Wherever the word "panel" appears in a line, extract that line.

Start DATA FOR THE TASK

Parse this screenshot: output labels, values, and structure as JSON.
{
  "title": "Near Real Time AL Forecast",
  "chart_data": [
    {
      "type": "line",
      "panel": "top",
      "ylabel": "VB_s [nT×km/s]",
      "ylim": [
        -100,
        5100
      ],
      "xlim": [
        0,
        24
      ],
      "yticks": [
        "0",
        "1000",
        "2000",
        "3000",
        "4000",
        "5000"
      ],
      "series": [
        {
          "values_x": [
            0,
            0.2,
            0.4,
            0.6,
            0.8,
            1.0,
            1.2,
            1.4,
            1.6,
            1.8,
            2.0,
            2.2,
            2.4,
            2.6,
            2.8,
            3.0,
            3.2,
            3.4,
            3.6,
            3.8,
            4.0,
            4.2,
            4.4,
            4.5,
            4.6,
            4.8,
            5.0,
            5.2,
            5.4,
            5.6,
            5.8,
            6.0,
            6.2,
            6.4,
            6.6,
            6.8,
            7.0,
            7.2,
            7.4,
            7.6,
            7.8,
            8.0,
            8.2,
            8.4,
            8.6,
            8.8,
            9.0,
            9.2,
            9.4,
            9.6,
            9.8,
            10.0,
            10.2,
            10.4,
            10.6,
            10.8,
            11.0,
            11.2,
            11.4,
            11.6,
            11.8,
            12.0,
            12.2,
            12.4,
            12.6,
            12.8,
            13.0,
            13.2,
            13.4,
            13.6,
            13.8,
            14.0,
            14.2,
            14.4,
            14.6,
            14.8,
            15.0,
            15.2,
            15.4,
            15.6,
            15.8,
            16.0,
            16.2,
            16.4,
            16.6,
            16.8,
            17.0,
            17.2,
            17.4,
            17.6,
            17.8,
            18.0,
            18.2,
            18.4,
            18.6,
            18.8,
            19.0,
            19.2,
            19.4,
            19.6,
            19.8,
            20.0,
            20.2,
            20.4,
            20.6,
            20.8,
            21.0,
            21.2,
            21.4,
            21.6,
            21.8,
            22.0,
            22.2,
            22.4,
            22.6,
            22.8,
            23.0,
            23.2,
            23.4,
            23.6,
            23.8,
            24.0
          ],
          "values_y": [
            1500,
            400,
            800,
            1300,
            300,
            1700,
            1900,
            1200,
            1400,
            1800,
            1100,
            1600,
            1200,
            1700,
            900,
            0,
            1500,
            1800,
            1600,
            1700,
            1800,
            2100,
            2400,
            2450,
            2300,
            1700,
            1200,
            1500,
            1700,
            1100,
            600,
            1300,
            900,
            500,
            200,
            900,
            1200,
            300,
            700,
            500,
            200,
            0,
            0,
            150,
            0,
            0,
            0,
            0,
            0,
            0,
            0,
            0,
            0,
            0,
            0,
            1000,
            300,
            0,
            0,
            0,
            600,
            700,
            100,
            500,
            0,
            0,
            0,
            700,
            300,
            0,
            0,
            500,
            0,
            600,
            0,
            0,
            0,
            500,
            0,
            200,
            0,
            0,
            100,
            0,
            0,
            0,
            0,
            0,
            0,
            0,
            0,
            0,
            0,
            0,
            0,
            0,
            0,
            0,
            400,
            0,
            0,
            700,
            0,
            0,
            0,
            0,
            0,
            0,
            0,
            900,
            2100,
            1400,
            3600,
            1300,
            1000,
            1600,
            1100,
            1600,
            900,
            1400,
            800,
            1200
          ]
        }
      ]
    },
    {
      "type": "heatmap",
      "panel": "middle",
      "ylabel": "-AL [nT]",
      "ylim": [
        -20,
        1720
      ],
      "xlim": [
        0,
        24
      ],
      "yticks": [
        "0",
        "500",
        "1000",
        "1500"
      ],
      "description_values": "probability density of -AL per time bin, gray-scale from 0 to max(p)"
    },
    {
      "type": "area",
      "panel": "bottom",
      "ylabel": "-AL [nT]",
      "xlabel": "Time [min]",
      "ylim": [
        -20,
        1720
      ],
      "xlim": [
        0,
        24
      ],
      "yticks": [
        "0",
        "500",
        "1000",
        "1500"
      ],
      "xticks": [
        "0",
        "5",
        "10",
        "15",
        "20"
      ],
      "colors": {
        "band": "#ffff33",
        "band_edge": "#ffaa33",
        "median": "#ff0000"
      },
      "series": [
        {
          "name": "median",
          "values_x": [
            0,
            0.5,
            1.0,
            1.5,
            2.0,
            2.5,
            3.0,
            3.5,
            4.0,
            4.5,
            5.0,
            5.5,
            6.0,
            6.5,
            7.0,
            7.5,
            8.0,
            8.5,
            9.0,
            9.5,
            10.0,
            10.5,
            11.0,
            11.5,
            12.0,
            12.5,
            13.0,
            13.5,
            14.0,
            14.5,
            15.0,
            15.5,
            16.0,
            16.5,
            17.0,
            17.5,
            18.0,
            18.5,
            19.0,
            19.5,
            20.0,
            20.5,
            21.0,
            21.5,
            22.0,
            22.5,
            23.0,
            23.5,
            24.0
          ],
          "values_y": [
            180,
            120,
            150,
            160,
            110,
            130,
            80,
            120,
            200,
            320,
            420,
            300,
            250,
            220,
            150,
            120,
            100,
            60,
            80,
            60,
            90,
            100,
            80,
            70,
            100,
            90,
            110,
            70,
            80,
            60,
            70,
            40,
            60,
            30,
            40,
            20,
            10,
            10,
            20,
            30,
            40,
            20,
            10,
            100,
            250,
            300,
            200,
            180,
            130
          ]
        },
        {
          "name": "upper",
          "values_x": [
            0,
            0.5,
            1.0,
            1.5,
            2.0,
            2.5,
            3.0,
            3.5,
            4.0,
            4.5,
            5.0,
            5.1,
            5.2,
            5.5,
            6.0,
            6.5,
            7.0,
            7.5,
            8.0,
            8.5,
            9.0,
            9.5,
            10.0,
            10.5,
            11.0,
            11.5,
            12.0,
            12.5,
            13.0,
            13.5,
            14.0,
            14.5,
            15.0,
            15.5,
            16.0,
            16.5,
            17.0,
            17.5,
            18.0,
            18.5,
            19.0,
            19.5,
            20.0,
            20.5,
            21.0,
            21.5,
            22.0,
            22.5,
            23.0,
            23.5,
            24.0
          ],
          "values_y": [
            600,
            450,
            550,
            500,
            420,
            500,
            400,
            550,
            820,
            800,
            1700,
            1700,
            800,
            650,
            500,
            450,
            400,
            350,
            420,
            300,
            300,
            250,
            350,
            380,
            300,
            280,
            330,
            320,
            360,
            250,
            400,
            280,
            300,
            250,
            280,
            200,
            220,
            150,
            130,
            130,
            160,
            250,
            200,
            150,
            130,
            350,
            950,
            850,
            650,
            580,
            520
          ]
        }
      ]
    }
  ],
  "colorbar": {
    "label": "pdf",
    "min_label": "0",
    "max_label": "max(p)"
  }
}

End DATA FOR THE TASK

# ANSWER TO THIS PROBLEM:
      "panel": "top",
      "panel": "middle",
      "panel": "bottom",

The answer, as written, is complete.